• JOB: Which lines below hold the word "grid"? Copy all of them.

• EXTRACTED MATERIAL:
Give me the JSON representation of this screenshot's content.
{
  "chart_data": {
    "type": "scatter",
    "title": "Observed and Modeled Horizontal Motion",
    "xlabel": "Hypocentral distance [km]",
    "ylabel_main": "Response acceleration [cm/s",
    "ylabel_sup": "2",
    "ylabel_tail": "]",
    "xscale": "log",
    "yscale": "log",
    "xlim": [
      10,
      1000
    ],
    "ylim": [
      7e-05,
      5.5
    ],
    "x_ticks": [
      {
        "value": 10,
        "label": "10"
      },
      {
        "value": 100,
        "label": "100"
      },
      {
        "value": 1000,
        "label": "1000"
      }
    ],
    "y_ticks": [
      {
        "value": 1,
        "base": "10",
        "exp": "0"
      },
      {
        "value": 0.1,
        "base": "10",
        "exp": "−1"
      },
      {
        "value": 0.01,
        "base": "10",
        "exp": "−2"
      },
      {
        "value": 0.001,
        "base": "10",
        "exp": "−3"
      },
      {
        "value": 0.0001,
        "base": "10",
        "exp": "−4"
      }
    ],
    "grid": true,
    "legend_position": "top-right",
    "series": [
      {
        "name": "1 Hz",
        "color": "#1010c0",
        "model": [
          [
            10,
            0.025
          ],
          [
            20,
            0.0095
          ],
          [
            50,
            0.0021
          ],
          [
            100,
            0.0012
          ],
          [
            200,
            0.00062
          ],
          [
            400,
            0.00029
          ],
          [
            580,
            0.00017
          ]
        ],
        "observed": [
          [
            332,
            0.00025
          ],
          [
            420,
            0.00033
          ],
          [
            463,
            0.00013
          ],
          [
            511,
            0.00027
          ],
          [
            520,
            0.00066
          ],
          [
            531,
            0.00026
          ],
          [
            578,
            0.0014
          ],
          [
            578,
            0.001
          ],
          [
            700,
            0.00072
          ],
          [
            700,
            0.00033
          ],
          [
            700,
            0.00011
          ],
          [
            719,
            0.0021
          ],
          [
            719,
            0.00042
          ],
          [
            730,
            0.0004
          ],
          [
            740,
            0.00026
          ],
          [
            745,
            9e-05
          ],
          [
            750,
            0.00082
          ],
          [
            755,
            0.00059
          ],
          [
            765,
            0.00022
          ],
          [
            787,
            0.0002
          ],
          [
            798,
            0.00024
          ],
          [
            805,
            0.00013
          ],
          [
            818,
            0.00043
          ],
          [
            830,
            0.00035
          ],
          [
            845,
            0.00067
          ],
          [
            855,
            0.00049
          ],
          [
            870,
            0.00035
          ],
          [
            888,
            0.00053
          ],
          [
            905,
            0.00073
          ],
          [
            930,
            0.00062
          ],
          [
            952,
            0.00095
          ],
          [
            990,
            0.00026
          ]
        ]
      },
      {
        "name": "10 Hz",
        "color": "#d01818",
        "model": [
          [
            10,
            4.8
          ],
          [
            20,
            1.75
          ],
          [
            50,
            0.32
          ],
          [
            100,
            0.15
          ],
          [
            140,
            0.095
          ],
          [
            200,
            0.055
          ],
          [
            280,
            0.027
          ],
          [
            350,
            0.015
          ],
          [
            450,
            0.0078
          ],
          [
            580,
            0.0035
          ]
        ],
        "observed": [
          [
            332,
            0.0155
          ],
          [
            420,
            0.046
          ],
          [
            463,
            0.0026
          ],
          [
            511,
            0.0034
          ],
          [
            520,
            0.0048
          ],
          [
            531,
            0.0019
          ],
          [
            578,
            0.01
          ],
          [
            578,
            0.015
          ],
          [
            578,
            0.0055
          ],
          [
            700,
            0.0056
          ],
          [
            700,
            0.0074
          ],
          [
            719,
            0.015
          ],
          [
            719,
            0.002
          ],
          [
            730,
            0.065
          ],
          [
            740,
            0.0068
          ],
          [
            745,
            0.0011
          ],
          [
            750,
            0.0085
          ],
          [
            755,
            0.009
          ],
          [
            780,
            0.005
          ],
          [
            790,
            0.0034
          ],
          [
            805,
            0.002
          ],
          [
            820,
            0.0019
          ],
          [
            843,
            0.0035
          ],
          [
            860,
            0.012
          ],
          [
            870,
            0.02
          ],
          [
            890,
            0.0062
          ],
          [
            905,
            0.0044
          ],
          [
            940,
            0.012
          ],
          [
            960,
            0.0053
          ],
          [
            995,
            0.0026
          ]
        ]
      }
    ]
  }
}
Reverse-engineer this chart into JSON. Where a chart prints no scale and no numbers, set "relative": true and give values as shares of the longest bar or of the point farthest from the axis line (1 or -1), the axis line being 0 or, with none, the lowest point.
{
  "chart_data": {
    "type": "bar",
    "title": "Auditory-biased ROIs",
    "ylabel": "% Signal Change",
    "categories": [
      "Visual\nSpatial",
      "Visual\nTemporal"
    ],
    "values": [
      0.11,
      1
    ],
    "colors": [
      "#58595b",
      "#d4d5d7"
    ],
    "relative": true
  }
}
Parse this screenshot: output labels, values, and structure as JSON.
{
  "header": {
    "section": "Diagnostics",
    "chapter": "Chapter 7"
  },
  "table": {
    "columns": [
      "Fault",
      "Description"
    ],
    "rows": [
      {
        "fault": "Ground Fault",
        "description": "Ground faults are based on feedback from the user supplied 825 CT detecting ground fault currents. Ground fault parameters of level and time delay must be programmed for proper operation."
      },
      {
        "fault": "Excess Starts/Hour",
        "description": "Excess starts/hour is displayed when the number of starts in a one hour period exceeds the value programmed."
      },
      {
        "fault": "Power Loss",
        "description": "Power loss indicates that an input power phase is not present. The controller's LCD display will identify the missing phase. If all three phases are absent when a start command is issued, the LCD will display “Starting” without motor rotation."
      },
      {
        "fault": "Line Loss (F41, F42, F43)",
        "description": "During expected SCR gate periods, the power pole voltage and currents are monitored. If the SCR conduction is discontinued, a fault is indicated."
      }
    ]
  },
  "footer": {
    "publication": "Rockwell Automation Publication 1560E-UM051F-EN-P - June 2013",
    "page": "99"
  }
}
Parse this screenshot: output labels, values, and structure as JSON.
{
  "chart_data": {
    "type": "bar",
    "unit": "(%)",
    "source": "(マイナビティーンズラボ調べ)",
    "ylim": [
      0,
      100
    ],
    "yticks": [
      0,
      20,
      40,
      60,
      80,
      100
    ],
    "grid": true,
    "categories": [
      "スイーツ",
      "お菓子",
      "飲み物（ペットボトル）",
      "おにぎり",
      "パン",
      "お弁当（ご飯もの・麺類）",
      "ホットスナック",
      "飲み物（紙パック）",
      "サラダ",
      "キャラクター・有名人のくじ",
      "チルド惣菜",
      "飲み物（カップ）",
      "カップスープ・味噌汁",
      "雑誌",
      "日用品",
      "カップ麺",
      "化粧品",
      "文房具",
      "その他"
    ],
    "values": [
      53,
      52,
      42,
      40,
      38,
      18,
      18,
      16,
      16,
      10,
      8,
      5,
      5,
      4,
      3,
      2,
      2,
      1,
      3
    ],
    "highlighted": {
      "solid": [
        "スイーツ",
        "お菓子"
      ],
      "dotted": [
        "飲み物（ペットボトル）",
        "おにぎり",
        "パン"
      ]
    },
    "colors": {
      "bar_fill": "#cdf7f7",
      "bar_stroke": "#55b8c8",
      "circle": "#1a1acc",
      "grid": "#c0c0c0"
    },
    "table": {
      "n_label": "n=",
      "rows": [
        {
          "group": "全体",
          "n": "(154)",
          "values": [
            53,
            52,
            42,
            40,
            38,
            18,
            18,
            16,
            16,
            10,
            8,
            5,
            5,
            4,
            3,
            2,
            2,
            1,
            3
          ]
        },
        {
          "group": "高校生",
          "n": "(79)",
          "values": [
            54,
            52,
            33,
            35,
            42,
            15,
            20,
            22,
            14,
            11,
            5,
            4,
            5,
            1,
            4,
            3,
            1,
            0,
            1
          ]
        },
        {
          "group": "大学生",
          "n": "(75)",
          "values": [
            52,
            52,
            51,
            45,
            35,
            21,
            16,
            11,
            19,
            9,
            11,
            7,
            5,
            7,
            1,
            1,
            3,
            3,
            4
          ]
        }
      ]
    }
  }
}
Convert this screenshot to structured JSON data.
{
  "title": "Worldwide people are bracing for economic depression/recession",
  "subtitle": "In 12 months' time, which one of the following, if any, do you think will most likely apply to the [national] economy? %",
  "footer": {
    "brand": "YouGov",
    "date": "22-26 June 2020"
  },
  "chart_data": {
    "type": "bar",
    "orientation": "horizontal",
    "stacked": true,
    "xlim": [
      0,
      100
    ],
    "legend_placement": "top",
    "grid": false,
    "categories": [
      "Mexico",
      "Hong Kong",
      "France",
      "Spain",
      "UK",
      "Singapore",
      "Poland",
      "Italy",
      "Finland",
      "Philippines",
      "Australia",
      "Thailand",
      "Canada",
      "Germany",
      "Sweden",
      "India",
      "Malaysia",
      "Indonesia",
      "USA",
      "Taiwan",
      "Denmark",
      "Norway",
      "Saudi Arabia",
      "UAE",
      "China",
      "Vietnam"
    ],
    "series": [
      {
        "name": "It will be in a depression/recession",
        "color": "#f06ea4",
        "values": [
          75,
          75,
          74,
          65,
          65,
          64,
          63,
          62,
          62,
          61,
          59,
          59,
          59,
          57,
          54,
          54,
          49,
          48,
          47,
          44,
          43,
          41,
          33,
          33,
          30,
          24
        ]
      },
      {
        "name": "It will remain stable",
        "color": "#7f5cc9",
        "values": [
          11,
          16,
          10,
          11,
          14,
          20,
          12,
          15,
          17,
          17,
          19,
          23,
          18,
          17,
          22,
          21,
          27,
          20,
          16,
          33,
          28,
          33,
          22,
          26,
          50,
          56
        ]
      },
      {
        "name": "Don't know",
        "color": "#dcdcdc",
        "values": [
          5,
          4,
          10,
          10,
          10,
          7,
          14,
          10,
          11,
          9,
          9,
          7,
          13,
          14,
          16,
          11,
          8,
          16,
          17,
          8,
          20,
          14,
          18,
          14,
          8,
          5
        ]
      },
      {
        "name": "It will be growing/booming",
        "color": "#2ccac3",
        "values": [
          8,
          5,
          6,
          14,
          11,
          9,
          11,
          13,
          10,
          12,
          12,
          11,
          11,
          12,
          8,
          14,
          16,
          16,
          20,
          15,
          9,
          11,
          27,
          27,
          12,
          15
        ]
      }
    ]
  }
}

• FINAL ANSWER:
    "grid": true,
    "grid": true,
      "grid": "#c0c0c0"
    "grid": false,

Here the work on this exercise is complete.